Set exercise:
Copy out every line of the records below exactly, leaving out the pictures.
------------------------
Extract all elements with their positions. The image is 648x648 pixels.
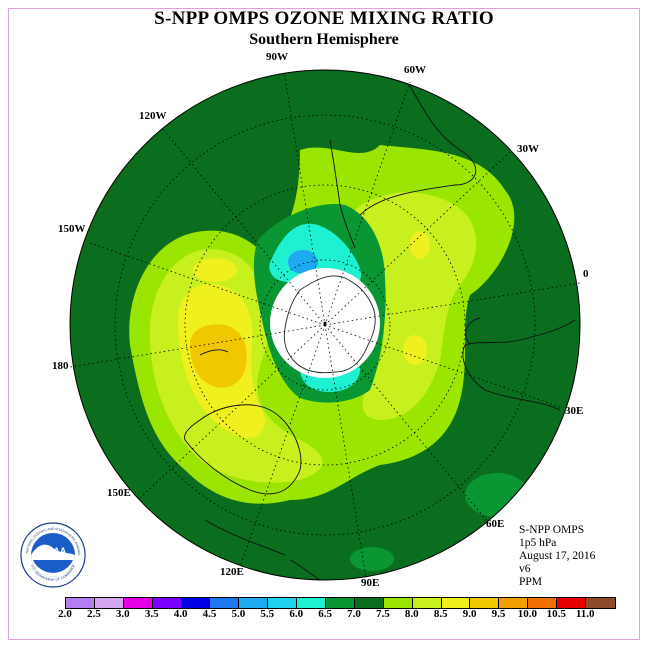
colorbar-tick-label: 4.0	[173, 608, 188, 620]
colorbar-tick-label: 2.5	[87, 608, 101, 620]
colorbar-swatch	[152, 598, 182, 608]
ozone-patch-medium-green	[465, 473, 529, 517]
map-info: S-NPP OMPS 1p5 hPa August 17, 2016 v6 PP…	[519, 524, 595, 589]
ozone-band-8-5	[193, 258, 237, 282]
colorbar-tick-label: 10.0	[517, 608, 538, 620]
meridian-30w	[324, 151, 511, 326]
colorbar-tick-label: 7.0	[347, 608, 361, 620]
meridian-150w	[86, 241, 326, 326]
colorbar-swatch	[66, 598, 95, 608]
colorbar-swatch	[326, 598, 355, 608]
lon-label-120e: 120E	[220, 566, 244, 578]
lon-label-30w: 30W	[517, 143, 539, 155]
colorbar-swatch	[557, 598, 587, 608]
ozone-band-8-5	[403, 335, 427, 365]
australia-outline	[184, 404, 302, 495]
africa-outline	[462, 319, 576, 411]
colorbar-swatch	[123, 598, 153, 608]
colorbar-swatch	[470, 598, 500, 608]
ozone-band-8-0	[353, 192, 477, 420]
colorbar-tick-label: 2.0	[58, 608, 72, 620]
lon-label-120w: 120W	[139, 110, 167, 122]
info-version: v6	[519, 563, 531, 575]
colorbar-swatch	[239, 598, 269, 608]
colorbar-tick-label: 11.0	[575, 608, 595, 620]
lon-label-60e: 60E	[486, 518, 505, 530]
colorbar-ticks: 2.0 2.5 3.0 3.5 4.0 4.5 5.0 5.5 6.0 6.5 7.0 7.5 8.0 8…	[0, 608, 648, 622]
ozone-band-5-5	[288, 250, 318, 274]
new-zealand-outline	[199, 349, 229, 356]
latitude-circle	[259, 259, 391, 391]
colorbar-tick-label: 3.0	[115, 608, 130, 620]
colorbar-swatch	[412, 598, 442, 608]
colorbar-swatch	[586, 598, 615, 608]
map-boundary	[69, 69, 581, 581]
ozone-patch-medium-green	[350, 547, 394, 571]
graticule	[69, 71, 581, 579]
colorbar-tick-label: 8.5	[433, 608, 448, 620]
lon-label-150w: 150W	[58, 223, 86, 235]
colorbar-tick-label: 4.5	[202, 608, 217, 620]
colorbar-tick-label: 5.5	[260, 608, 275, 620]
colorbar-tick-label: 10.5	[546, 608, 566, 620]
colorbar-tick-label: 8.0	[404, 608, 419, 620]
ozone-band-9-0	[190, 324, 247, 388]
south-america-outline	[329, 139, 356, 249]
colorbar-swatch	[441, 598, 471, 608]
colorbar-swatch	[383, 598, 413, 608]
antarctica-coastline	[283, 275, 376, 374]
colorbar-swatch	[181, 598, 211, 608]
info-instrument: S-NPP OMPS	[519, 524, 585, 536]
logo-text: NOAA	[40, 546, 67, 556]
lon-label-30e: 30E	[565, 405, 584, 417]
latitude-circle	[114, 114, 536, 536]
south-pole-marker	[323, 321, 327, 325]
colorbar-swatch	[210, 598, 240, 608]
lon-label-150e: 150E	[107, 487, 131, 499]
colorbar-swatch	[297, 598, 327, 608]
lon-label-90w: 90W	[266, 51, 288, 63]
noaa-logo-icon: NOAA NATIONAL OCEANIC AND ATMOSPHERIC AD…	[20, 522, 86, 588]
map-title: S-NPP OMPS OZONE MIXING RATIO	[154, 8, 494, 29]
indonesia-outline	[204, 519, 321, 580]
map-subtitle: Southern Hemisphere	[249, 31, 399, 48]
lon-label-90e: 90E	[361, 577, 380, 589]
colorbar-swatch	[354, 598, 384, 608]
colorbar-tick-label: 5.0	[231, 608, 246, 620]
lon-label-0: 0	[583, 268, 589, 280]
figure-frame	[8, 8, 640, 640]
south-america-outline	[359, 70, 477, 216]
lon-label-60w: 60W	[404, 64, 426, 76]
info-units: PPM	[519, 576, 543, 588]
colorbar-tick-label: 9.0	[462, 608, 477, 620]
africa-outline	[465, 317, 481, 346]
latitude-circle	[184, 184, 466, 466]
meridian-150e	[139, 324, 326, 499]
meridian-30e	[324, 324, 564, 409]
ozone-band-8-5	[410, 231, 430, 259]
colorbar-swatch	[268, 598, 298, 608]
lon-label-180: 180	[52, 360, 69, 372]
colorbar-tick-label: 3.5	[144, 608, 159, 620]
colorbar-tick-label: 6.5	[318, 608, 332, 620]
info-level: 1p5 hPa	[519, 537, 557, 549]
colorbar-swatch	[94, 598, 124, 608]
colorbar	[65, 597, 616, 609]
colorbar-tick-label: 6.0	[289, 608, 304, 620]
colorbar-swatch	[499, 598, 529, 608]
colorbar-tick-label: 7.5	[376, 608, 390, 620]
info-date: August 17, 2016	[519, 550, 596, 562]
colorbar-swatch	[528, 598, 558, 608]
colorbar-tick-label: 9.5	[491, 608, 506, 620]
continent-outlines	[184, 70, 576, 580]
------------------------
Answer to this task:
Extract all elements with their positions. The image is 648x648 pixels.
colorbar-tick-label: 4.0	[173, 608, 188, 620]
colorbar-tick-label: 2.5	[87, 608, 101, 620]
colorbar-swatch	[152, 598, 182, 608]
ozone-patch-medium-green	[465, 473, 529, 517]
map-info: S-NPP OMPS 1p5 hPa August 17, 2016 v6 PP…	[519, 524, 595, 589]
ozone-band-8-5	[193, 258, 237, 282]
colorbar-tick-label: 10.0	[517, 608, 538, 620]
meridian-30w	[324, 151, 511, 326]
colorbar-tick-label: 7.0	[347, 608, 361, 620]
meridian-150w	[86, 241, 326, 326]
colorbar-swatch	[66, 598, 95, 608]
colorbar-swatch	[326, 598, 355, 608]
lon-label-120e: 120E	[220, 566, 244, 578]
lon-label-30w: 30W	[517, 143, 539, 155]
colorbar-swatch	[557, 598, 587, 608]
ozone-band-8-5	[403, 335, 427, 365]
australia-outline	[184, 404, 302, 495]
africa-outline	[462, 319, 576, 411]
colorbar-swatch	[123, 598, 153, 608]
colorbar-swatch	[470, 598, 500, 608]
ozone-band-8-0	[353, 192, 477, 420]
colorbar-tick-label: 2.0	[58, 608, 72, 620]
lon-label-120w: 120W	[139, 110, 167, 122]
info-version: v6	[519, 563, 531, 575]
colorbar-swatch	[239, 598, 269, 608]
colorbar-tick-label: 11.0	[575, 608, 595, 620]
lon-label-60e: 60E	[486, 518, 505, 530]
colorbar-ticks: 2.0 2.5 3.0 3.5 4.0 4.5 5.0 5.5 6.0 6.5 7.0 7.5 8.0 8…	[0, 608, 648, 622]
ozone-band-5-5	[288, 250, 318, 274]
new-zealand-outline	[199, 349, 229, 356]
latitude-circle	[259, 259, 391, 391]
colorbar-tick-label: 3.0	[115, 608, 130, 620]
colorbar-swatch	[412, 598, 442, 608]
colorbar-swatch	[586, 598, 615, 608]
map-boundary	[69, 69, 581, 581]
ozone-patch-medium-green	[350, 547, 394, 571]
graticule	[69, 71, 581, 579]
colorbar-tick-label: 8.5	[433, 608, 448, 620]
lon-label-150w: 150W	[58, 223, 86, 235]
colorbar-tick-label: 4.5	[202, 608, 217, 620]
colorbar-tick-label: 5.5	[260, 608, 275, 620]
colorbar-tick-label: 10.5	[546, 608, 566, 620]
colorbar-tick-label: 8.0	[404, 608, 419, 620]
ozone-band-9-0	[190, 324, 247, 388]
south-america-outline	[329, 139, 356, 249]
colorbar-swatch	[441, 598, 471, 608]
colorbar-swatch	[383, 598, 413, 608]
antarctica-coastline	[283, 275, 376, 374]
colorbar-swatch	[181, 598, 211, 608]
info-instrument: S-NPP OMPS	[519, 524, 585, 536]
logo-text: NOAA	[40, 546, 67, 556]
lon-label-30e: 30E	[565, 405, 584, 417]
latitude-circle	[114, 114, 536, 536]
south-pole-marker	[323, 321, 327, 325]
colorbar-swatch	[210, 598, 240, 608]
lon-label-150e: 150E	[107, 487, 131, 499]
colorbar-swatch	[297, 598, 327, 608]
lon-label-90w: 90W	[266, 51, 288, 63]
noaa-logo-icon: NOAA NATIONAL OCEANIC AND ATMOSPHERIC AD…	[20, 522, 86, 588]
map-title: S-NPP OMPS OZONE MIXING RATIO	[154, 8, 494, 29]
indonesia-outline	[204, 519, 321, 580]
map-subtitle: Southern Hemisphere	[249, 31, 399, 48]
lon-label-90e: 90E	[361, 577, 380, 589]
colorbar-swatch	[354, 598, 384, 608]
colorbar-tick-label: 5.0	[231, 608, 246, 620]
lon-label-0: 0	[583, 268, 589, 280]
figure-frame	[8, 8, 640, 640]
south-america-outline	[359, 70, 477, 216]
lon-label-60w: 60W	[404, 64, 426, 76]
info-units: PPM	[519, 576, 543, 588]
colorbar-tick-label: 9.0	[462, 608, 477, 620]
africa-outline	[465, 317, 481, 346]
latitude-circle	[184, 184, 466, 466]
meridian-150e	[139, 324, 326, 499]
meridian-30e	[324, 324, 564, 409]
ozone-band-8-5	[410, 231, 430, 259]
colorbar-swatch	[268, 598, 298, 608]
lon-label-180: 180	[52, 360, 69, 372]
colorbar-tick-label: 3.5	[144, 608, 159, 620]
colorbar-tick-label: 6.5	[318, 608, 332, 620]
info-level: 1p5 hPa	[519, 537, 557, 549]
colorbar-swatch	[94, 598, 124, 608]
colorbar	[65, 597, 616, 609]
colorbar-tick-label: 6.0	[289, 608, 304, 620]
colorbar-swatch	[499, 598, 529, 608]
colorbar-tick-label: 7.5	[376, 608, 390, 620]
info-date: August 17, 2016	[519, 550, 596, 562]
colorbar-swatch	[528, 598, 558, 608]
colorbar-tick-label: 9.5	[491, 608, 506, 620]
continent-outlines	[184, 70, 576, 580]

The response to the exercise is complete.